(Recorded data)
=-=-=

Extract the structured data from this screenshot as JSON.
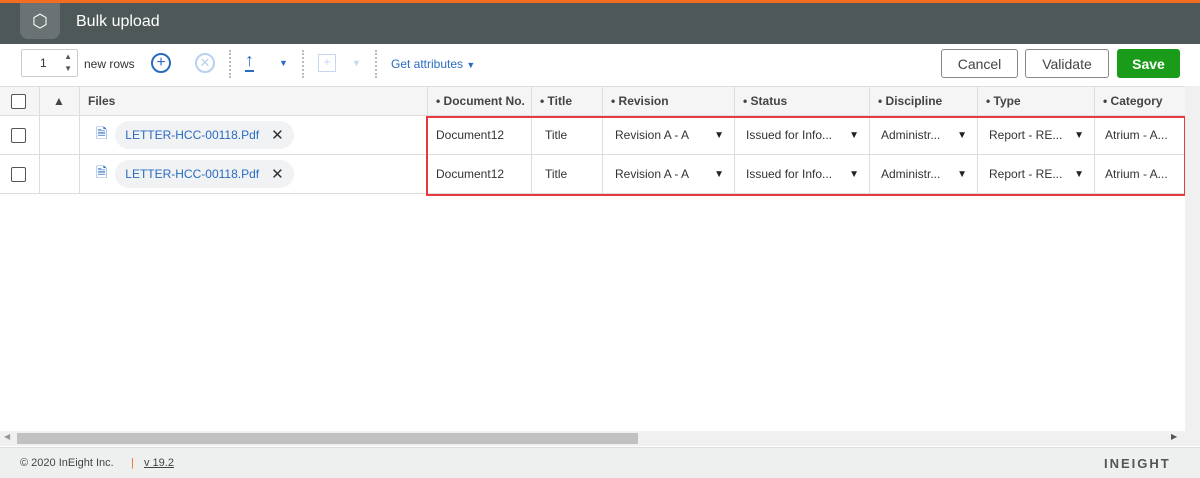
{
  "header": {
    "title": "Bulk upload"
  },
  "toolbar": {
    "rows_value": "1",
    "new_rows_label": "new rows",
    "get_attributes": "Get attributes",
    "cancel": "Cancel",
    "validate": "Validate",
    "save": "Save"
  },
  "grid": {
    "columns": [
      "Files",
      "Document No.",
      "Title",
      "Revision",
      "Status",
      "Discipline",
      "Type",
      "Category"
    ],
    "rows": [
      {
        "file": "LETTER-HCC-00118.Pdf",
        "doc_no": "Document12",
        "title": "Title",
        "revision": "Revision A - A",
        "status": "Issued for Info...",
        "discipline": "Administr...",
        "type": "Report - RE...",
        "category": "Atrium - A..."
      },
      {
        "file": "LETTER-HCC-00118.Pdf",
        "doc_no": "Document12",
        "title": "Title",
        "revision": "Revision A - A",
        "status": "Issued for Info...",
        "discipline": "Administr...",
        "type": "Report - RE...",
        "category": "Atrium - A..."
      }
    ]
  },
  "footer": {
    "copyright": "© 2020 InEight Inc.",
    "divider": "|",
    "version": "v 19.2",
    "brand": "INEIGHT"
  },
  "colors": {
    "accent": "#f26c21",
    "header": "#4f5859",
    "save": "#1a9c1a",
    "link": "#2a6bc2",
    "highlight": "#e53a40"
  }
}
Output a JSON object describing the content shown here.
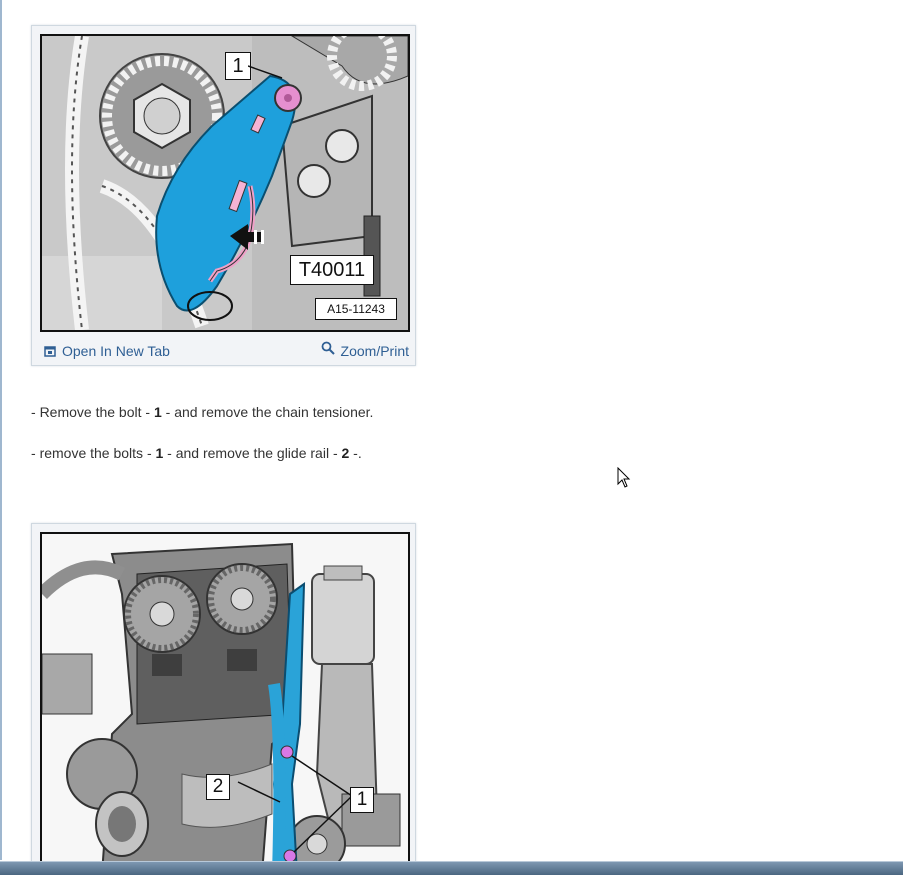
{
  "figure1": {
    "callout_bolt": "1",
    "callout_tool": "T40011",
    "ref_code": "A15-11243",
    "open_label": "Open In New Tab",
    "zoom_label": "Zoom/Print",
    "colors": {
      "tensioner": "#1ea0dc",
      "bolt": "#e58fcf",
      "tool_wire": "#f0a0c8"
    }
  },
  "steps": [
    {
      "prefix": "- ",
      "text_a": "Remove the bolt - ",
      "bold_a": "1",
      "text_b": " - and remove the chain tensioner.",
      "bold_b": "",
      "text_c": ""
    },
    {
      "prefix": "- ",
      "text_a": "remove the bolts - ",
      "bold_a": "1",
      "text_b": " - and remove the glide rail - ",
      "bold_b": "2",
      "text_c": " -."
    }
  ],
  "figure2": {
    "callout_rail": "2",
    "callout_bolts": "1",
    "colors": {
      "glide_rail": "#2aa3d8",
      "bolt": "#d878e6"
    }
  },
  "icons": {
    "open": "open-in-new-tab-icon",
    "zoom": "magnifier-icon",
    "cursor": "mouse-pointer-icon"
  }
}
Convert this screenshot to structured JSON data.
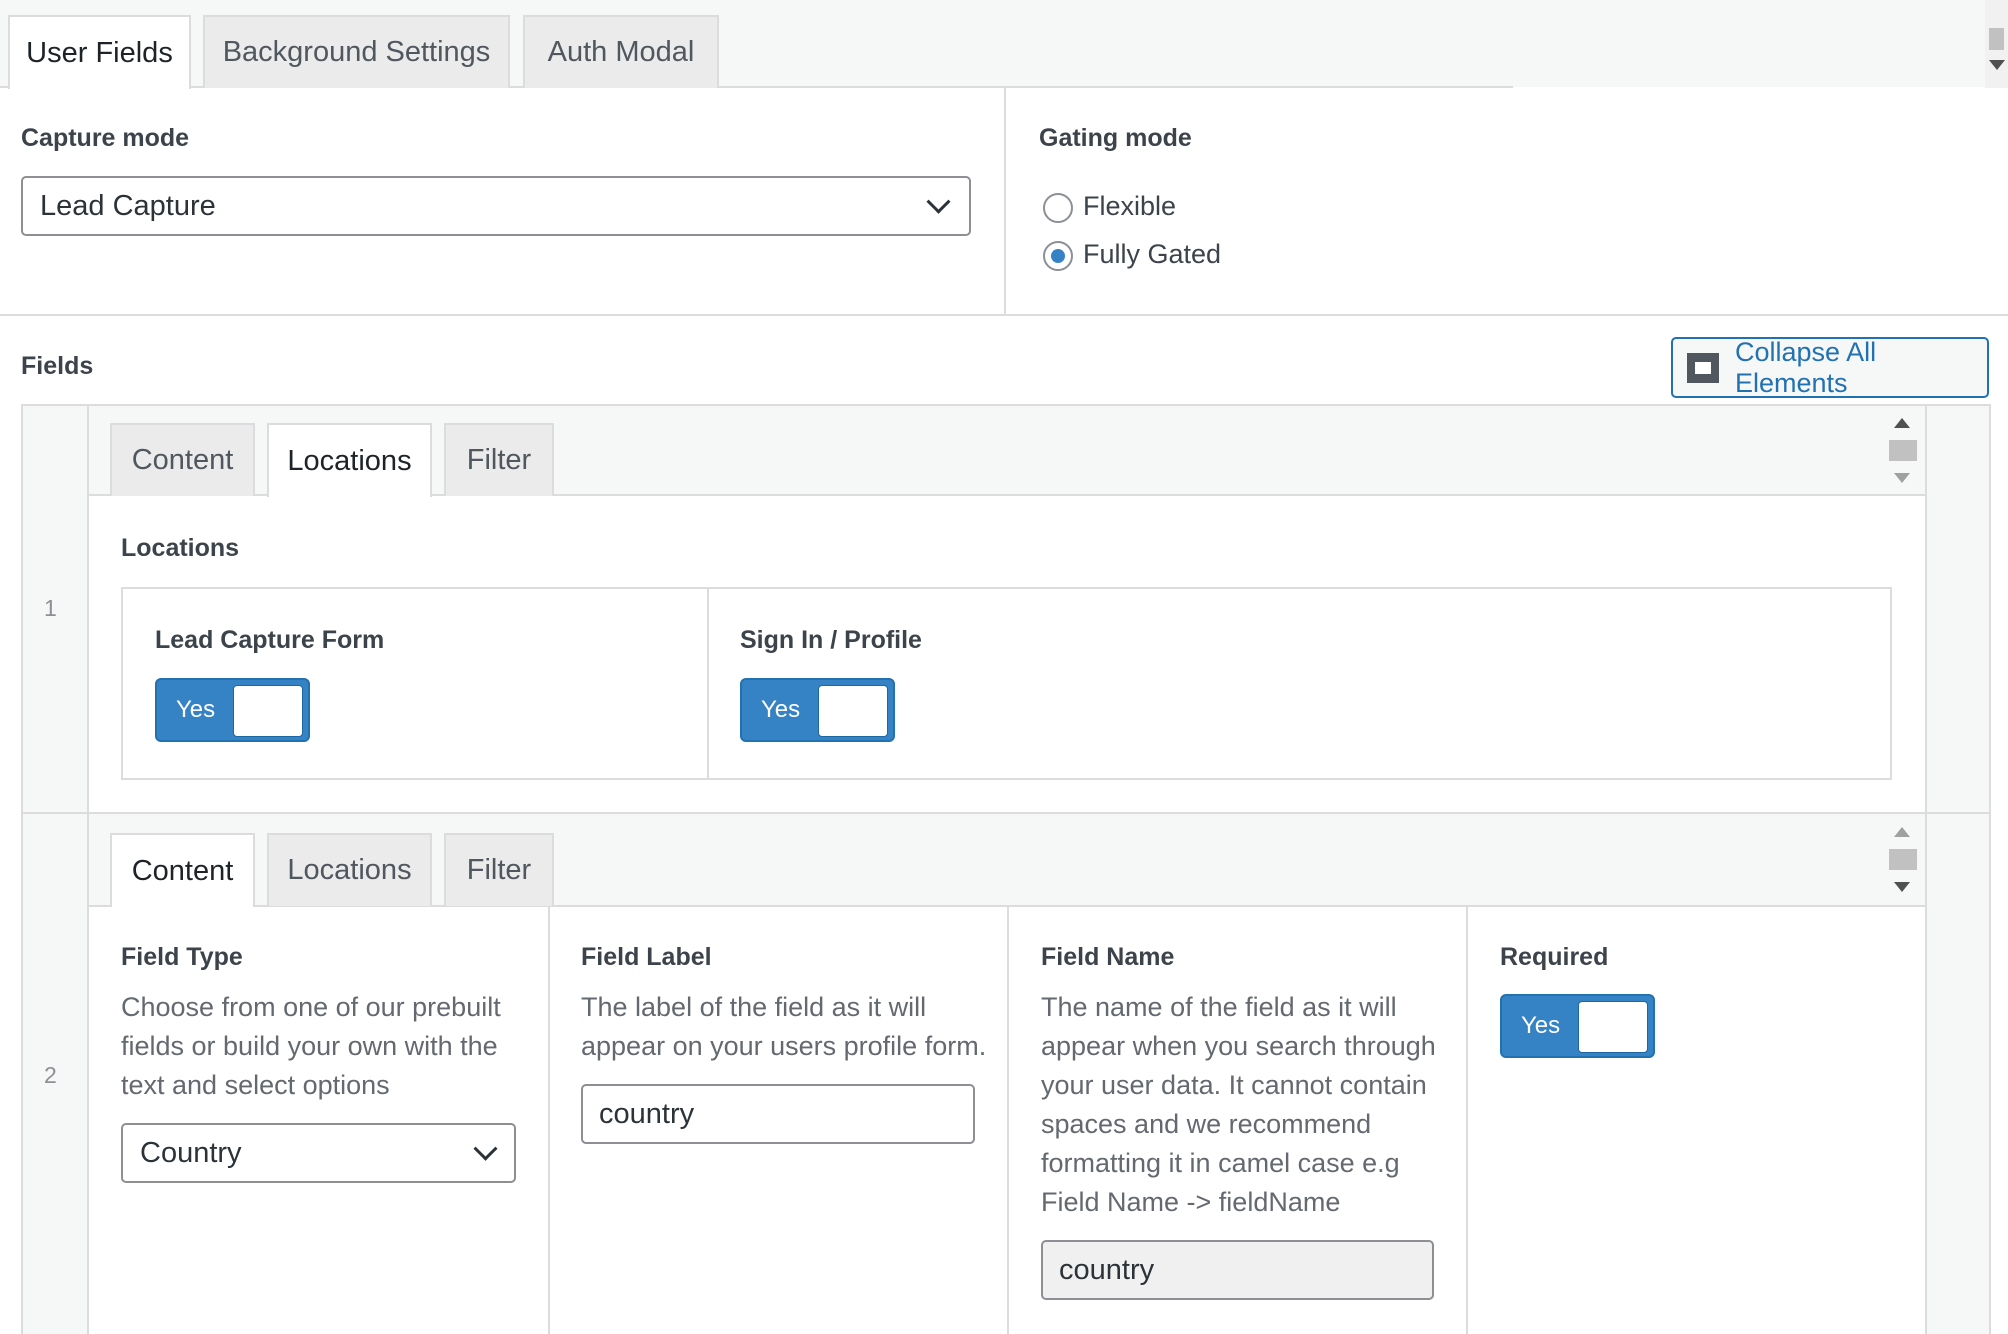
{
  "top_tabs": [
    "User Fields",
    "Background Settings",
    "Auth Modal"
  ],
  "capture": {
    "label": "Capture mode",
    "value": "Lead Capture"
  },
  "gating": {
    "label": "Gating mode",
    "options": [
      {
        "label": "Flexible",
        "checked": false
      },
      {
        "label": "Fully Gated",
        "checked": true
      }
    ]
  },
  "fields_label": "Fields",
  "collapse_button": "Collapse All Elements",
  "rows": [
    {
      "number": "1",
      "tabs": [
        "Content",
        "Locations",
        "Filter"
      ],
      "active_tab": "Locations",
      "locations": {
        "title": "Locations",
        "items": [
          {
            "label": "Lead Capture Form",
            "toggle": "Yes"
          },
          {
            "label": "Sign In / Profile",
            "toggle": "Yes"
          }
        ]
      }
    },
    {
      "number": "2",
      "tabs": [
        "Content",
        "Locations",
        "Filter"
      ],
      "active_tab": "Content",
      "content": {
        "field_type": {
          "label": "Field Type",
          "description": "Choose from one of our prebuilt fields or build your own with the text and select options",
          "value": "Country"
        },
        "field_label": {
          "label": "Field Label",
          "description": "The label of the field as it will appear on your users profile form.",
          "value": "country"
        },
        "field_name": {
          "label": "Field Name",
          "description": "The name of the field as it will appear when you search through your user data. It cannot contain spaces and we recommend formatting it in camel case e.g Field Name -> fieldName",
          "value": "country"
        },
        "required": {
          "label": "Required",
          "toggle": "Yes"
        }
      }
    }
  ],
  "colors": {
    "accent": "#2271b1",
    "toggle_on": "#3582c4",
    "border": "#dcdcde",
    "muted_text": "#646970"
  }
}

=-=-=

Restate the whole listing above exactly, except for its images.

Extract the structured data from this screenshot as JSON.
{
  "header": {
    "title": "Bulk upload"
  },
  "toolbar": {
    "rows_value": "1",
    "new_rows_label": "new rows",
    "get_attributes": "Get attributes",
    "cancel": "Cancel",
    "validate": "Validate",
    "save": "Save"
  },
  "grid": {
    "columns": [
      "Files",
      "Document No.",
      "Title",
      "Revision",
      "Status",
      "Discipline",
      "Type",
      "Category"
    ],
    "rows": [
      {
        "file": "LETTER-HCC-00118.Pdf",
        "doc_no": "Document12",
        "title": "Title",
        "revision": "Revision A - A",
        "status": "Issued for Info...",
        "discipline": "Administr...",
        "type": "Report - RE...",
        "category": "Atrium - A..."
      },
      {
        "file": "LETTER-HCC-00118.Pdf",
        "doc_no": "Document12",
        "title": "Title",
        "revision": "Revision A - A",
        "status": "Issued for Info...",
        "discipline": "Administr...",
        "type": "Report - RE...",
        "category": "Atrium - A..."
      }
    ]
  },
  "footer": {
    "copyright": "© 2020 InEight Inc.",
    "divider": "|",
    "version": "v 19.2",
    "brand": "INEIGHT"
  },
  "colors": {
    "accent": "#f26c21",
    "header": "#4f5859",
    "save": "#1a9c1a",
    "link": "#2a6bc2",
    "highlight": "#e53a40"
  }
}
Output a JSON object describing the content shown here.
{
  "figure1": {
    "callout_bolt": "1",
    "callout_tool": "T40011",
    "ref_code": "A15-11243",
    "open_label": "Open In New Tab",
    "zoom_label": "Zoom/Print",
    "colors": {
      "tensioner": "#1ea0dc",
      "bolt": "#e58fcf",
      "tool_wire": "#f0a0c8"
    }
  },
  "steps": [
    {
      "prefix": "- ",
      "text_a": "Remove the bolt - ",
      "bold_a": "1",
      "text_b": " - and remove the chain tensioner.",
      "bold_b": "",
      "text_c": ""
    },
    {
      "prefix": "- ",
      "text_a": "remove the bolts - ",
      "bold_a": "1",
      "text_b": " - and remove the glide rail - ",
      "bold_b": "2",
      "text_c": " -."
    }
  ],
  "figure2": {
    "callout_rail": "2",
    "callout_bolts": "1",
    "colors": {
      "glide_rail": "#2aa3d8",
      "bolt": "#d878e6"
    }
  },
  "icons": {
    "open": "open-in-new-tab-icon",
    "zoom": "magnifier-icon",
    "cursor": "mouse-pointer-icon"
  }
}
Convert this screenshot to structured JSON data.
{
  "top_tabs": [
    "User Fields",
    "Background Settings",
    "Auth Modal"
  ],
  "capture": {
    "label": "Capture mode",
    "value": "Lead Capture"
  },
  "gating": {
    "label": "Gating mode",
    "options": [
      {
        "label": "Flexible",
        "checked": false
      },
      {
        "label": "Fully Gated",
        "checked": true
      }
    ]
  },
  "fields_label": "Fields",
  "collapse_button": "Collapse All Elements",
  "rows": [
    {
      "number": "1",
      "tabs": [
        "Content",
        "Locations",
        "Filter"
      ],
      "active_tab": "Locations",
      "locations": {
        "title": "Locations",
        "items": [
          {
            "label": "Lead Capture Form",
            "toggle": "Yes"
          },
          {
            "label": "Sign In / Profile",
            "toggle": "Yes"
          }
        ]
      }
    },
    {
      "number": "2",
      "tabs": [
        "Content",
        "Locations",
        "Filter"
      ],
      "active_tab": "Content",
      "content": {
        "field_type": {
          "label": "Field Type",
          "description": "Choose from one of our prebuilt fields or build your own with the text and select options",
          "value": "Country"
        },
        "field_label": {
          "label": "Field Label",
          "description": "The label of the field as it will appear on your users profile form.",
          "value": "country"
        },
        "field_name": {
          "label": "Field Name",
          "description": "The name of the field as it will appear when you search through your user data. It cannot contain spaces and we recommend formatting it in camel case e.g Field Name -> fieldName",
          "value": "country"
        },
        "required": {
          "label": "Required",
          "toggle": "Yes"
        }
      }
    }
  ],
  "colors": {
    "accent": "#2271b1",
    "toggle_on": "#3582c4",
    "border": "#dcdcde",
    "muted_text": "#646970"
  }
}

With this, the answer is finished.